For the rest of his life, Homme went to work fusing different genres and making his own kind of rock music. Initially playing with the California desert stoner rockers Kyuss, Homme decided to strike out on his own in the late 1990s with Queens of the Stone Age, the project when Homme remains the creative leader. But Homme has also had the opportunity to play with some of his heroes, including his time with The Stooges singer Iggy Pop in the late 2010s.

“I heard Lust for Life, and it actually made me quit Kyuss,” Homme claimed. “I listened to it obsessively for two and a half years, and at the end I thought, ‘There are just way too many bands out there, and if you want to know what I have to say, just listen to this record. It’s all here.’ I sort of went backward with Iggy Pop, and eventually I got to the Stooges’ Raw Power, which I still think is the craziest-sounding record ever. Take any band that says they’re raw, play them Raw Power, and they’ll sound like the biggest pussies of all time.”

Given data:
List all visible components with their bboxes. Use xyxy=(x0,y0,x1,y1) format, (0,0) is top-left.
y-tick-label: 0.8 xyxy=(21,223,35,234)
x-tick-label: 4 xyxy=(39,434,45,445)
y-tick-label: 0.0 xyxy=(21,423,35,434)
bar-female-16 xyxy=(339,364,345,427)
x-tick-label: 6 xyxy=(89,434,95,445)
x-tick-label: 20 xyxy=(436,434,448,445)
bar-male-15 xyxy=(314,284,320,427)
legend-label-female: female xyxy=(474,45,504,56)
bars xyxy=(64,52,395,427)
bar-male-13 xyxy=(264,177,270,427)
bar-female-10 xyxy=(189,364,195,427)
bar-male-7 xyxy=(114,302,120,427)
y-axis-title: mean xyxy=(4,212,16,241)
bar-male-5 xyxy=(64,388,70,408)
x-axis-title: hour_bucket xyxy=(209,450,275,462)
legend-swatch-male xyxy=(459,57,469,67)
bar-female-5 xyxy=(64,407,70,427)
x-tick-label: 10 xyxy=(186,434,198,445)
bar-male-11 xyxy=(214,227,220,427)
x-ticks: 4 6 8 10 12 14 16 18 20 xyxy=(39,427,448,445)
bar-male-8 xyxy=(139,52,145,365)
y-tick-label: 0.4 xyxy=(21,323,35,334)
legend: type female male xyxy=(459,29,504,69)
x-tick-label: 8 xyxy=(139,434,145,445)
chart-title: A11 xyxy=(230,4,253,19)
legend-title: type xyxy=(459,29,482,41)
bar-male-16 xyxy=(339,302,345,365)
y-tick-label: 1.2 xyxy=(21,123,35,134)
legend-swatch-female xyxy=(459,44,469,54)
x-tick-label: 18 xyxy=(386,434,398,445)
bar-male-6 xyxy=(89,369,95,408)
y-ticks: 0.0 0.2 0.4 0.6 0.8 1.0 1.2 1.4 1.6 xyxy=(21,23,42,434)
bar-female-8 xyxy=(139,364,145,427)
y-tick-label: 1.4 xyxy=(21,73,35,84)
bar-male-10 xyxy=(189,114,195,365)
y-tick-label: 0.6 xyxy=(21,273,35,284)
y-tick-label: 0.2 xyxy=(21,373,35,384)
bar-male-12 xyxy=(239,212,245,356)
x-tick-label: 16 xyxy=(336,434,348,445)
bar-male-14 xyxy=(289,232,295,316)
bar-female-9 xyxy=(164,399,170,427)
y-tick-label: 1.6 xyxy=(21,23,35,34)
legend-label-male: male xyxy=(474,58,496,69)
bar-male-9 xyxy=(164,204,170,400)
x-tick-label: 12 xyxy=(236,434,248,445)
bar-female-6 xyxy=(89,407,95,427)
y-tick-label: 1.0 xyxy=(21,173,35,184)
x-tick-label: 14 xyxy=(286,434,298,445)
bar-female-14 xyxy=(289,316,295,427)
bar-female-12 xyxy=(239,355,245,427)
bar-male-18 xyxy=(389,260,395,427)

Your tasks:
A) In the passage about Homme, which record does he say made him quit Kyuss?
B) Do these statements agree with the passage about Homme? (i) Homme started Queens of the Stone Age in the late 1990s. (ii) Homme listened to Lust for Life obsessively for five years. (iii) Homme calls Raw Power the craziest-sounding record ever. Answer yes or no for each, quoting the words of the passage that decide it.
C) Copy word for word the part of the passage about Homme from "For the rest" to "the late 2010s.".

Solution set:
A) Lust for Life

B)
(i) Yes: "Homme decided to strike out on his own in the late 1990s with Queens of the Stone Age"
(ii) No: "I listened to it obsessively for two and a half years"
(iii) Yes: "which I still think is the craziest-sounding record ever"

C)
For the rest of his life, Homme went to work fusing different genres and making his own kind of rock music. Initially playing with the California desert stoner rockers Kyuss, Homme decided to strike out on his own in the late 1990s with Queens of the Stone Age, the project when Homme remains the creative leader. But Homme has also had the opportunity to play with some of his heroes, including his time with The Stooges singer Iggy Pop in the late 2010s.